* _Given request_:
State only how many lines contain the string "business".

─── Material supplied ───

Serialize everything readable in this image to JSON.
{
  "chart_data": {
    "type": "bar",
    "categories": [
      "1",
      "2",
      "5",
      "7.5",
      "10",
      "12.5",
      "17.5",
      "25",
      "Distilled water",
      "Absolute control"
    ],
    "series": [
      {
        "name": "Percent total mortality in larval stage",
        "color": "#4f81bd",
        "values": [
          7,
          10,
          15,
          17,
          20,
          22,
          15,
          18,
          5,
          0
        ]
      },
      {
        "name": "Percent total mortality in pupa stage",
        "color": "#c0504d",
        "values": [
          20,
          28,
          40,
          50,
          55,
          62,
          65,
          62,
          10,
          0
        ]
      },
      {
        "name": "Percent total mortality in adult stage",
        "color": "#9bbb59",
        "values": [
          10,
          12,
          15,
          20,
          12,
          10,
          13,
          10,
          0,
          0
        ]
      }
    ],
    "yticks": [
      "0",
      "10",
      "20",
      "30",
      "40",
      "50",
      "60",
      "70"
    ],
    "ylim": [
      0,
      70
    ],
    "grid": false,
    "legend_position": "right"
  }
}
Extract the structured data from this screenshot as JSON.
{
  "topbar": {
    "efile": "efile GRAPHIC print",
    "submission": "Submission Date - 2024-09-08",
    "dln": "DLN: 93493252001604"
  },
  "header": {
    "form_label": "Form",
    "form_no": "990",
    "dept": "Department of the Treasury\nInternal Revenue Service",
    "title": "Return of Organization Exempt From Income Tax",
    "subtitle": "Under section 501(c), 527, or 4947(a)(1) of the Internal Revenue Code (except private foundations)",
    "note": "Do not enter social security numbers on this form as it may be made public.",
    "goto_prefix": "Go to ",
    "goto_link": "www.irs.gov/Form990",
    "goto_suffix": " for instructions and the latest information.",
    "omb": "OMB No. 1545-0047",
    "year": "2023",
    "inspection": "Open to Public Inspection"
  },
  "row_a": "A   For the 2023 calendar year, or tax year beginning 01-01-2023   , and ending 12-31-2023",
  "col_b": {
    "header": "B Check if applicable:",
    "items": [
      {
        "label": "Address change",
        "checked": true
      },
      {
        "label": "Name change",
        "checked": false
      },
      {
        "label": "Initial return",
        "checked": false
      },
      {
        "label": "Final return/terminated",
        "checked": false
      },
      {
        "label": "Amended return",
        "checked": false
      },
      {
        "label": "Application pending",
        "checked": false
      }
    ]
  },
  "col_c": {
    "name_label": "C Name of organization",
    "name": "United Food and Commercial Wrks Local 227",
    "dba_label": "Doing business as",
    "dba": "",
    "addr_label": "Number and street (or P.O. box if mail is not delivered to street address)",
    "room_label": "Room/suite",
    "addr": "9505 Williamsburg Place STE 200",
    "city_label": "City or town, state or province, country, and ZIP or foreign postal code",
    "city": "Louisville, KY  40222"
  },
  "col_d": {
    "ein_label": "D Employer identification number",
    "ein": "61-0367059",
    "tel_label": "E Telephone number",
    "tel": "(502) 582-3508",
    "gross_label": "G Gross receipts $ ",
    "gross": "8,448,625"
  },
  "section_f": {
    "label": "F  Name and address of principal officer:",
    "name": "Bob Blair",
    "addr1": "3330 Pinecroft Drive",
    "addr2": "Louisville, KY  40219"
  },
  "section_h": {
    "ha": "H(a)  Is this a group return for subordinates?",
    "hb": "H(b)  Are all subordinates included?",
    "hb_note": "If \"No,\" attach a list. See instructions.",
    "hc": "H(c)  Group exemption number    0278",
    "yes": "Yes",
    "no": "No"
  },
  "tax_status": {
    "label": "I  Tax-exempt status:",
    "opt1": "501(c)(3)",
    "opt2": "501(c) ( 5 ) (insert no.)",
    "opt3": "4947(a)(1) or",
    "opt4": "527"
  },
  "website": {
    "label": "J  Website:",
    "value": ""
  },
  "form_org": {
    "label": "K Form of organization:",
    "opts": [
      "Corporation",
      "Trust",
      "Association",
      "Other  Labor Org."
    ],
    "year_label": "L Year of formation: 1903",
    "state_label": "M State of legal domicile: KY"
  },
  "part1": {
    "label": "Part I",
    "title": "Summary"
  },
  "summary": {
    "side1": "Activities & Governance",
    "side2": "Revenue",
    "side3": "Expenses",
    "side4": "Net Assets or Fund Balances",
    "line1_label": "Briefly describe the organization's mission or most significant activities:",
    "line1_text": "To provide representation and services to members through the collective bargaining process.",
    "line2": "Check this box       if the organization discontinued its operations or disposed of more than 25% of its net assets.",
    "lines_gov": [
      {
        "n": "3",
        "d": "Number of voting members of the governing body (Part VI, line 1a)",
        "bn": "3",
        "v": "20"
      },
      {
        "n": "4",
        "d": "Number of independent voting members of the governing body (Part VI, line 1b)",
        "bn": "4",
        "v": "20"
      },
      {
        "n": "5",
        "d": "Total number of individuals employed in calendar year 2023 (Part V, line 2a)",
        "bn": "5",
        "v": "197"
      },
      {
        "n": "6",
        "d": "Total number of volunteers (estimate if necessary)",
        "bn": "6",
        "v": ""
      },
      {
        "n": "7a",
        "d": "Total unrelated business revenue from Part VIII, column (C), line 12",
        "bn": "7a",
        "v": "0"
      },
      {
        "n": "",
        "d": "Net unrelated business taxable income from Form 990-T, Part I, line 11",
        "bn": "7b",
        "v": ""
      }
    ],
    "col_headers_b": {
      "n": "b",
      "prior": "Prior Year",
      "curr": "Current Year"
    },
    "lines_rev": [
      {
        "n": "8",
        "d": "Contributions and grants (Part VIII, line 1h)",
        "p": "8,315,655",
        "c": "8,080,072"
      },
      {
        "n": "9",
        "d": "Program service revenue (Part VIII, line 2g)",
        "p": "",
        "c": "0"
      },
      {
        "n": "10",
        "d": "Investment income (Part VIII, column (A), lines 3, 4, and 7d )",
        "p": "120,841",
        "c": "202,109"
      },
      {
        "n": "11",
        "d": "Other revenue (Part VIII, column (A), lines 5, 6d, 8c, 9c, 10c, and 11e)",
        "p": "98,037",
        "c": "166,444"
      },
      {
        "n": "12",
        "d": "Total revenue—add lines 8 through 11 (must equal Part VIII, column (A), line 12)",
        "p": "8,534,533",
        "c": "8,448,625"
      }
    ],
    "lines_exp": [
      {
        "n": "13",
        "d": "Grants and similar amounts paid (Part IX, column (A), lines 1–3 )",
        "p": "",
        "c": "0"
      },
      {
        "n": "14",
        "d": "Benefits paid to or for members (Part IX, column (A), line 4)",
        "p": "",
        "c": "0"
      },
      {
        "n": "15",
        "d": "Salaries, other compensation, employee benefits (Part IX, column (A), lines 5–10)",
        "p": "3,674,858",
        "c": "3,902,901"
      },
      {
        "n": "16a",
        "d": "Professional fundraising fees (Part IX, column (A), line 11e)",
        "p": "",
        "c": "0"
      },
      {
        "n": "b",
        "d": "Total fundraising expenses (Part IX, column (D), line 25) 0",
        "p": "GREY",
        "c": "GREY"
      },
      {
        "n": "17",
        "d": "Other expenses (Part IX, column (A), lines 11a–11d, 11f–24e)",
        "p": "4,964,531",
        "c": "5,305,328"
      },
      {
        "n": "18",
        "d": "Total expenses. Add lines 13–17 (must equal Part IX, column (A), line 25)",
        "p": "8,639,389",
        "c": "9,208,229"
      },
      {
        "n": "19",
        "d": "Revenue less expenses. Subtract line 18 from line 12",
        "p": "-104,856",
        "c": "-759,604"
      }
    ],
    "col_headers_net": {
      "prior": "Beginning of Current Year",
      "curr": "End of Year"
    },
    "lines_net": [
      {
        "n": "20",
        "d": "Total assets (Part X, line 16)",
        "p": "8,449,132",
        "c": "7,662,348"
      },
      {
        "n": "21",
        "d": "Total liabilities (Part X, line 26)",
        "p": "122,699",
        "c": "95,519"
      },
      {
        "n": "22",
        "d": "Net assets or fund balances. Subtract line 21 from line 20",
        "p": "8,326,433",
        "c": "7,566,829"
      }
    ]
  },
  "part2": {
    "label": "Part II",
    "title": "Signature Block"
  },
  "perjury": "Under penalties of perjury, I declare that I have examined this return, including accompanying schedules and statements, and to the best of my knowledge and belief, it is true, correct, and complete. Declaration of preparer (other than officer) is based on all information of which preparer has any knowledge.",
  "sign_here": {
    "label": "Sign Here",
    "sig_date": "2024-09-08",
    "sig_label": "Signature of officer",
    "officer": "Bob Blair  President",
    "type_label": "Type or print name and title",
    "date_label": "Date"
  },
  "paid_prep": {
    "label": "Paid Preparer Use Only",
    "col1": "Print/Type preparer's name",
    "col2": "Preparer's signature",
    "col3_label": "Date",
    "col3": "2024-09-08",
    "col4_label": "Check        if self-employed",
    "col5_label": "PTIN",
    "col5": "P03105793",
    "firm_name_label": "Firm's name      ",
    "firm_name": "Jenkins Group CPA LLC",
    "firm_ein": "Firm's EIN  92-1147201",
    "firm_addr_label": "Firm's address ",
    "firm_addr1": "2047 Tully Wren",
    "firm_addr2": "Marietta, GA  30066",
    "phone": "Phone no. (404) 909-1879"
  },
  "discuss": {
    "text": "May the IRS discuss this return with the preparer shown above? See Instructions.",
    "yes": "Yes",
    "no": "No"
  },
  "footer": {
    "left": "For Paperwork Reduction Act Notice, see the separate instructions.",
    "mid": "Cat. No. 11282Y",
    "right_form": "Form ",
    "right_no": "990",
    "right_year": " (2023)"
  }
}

───

* _Final result_:
3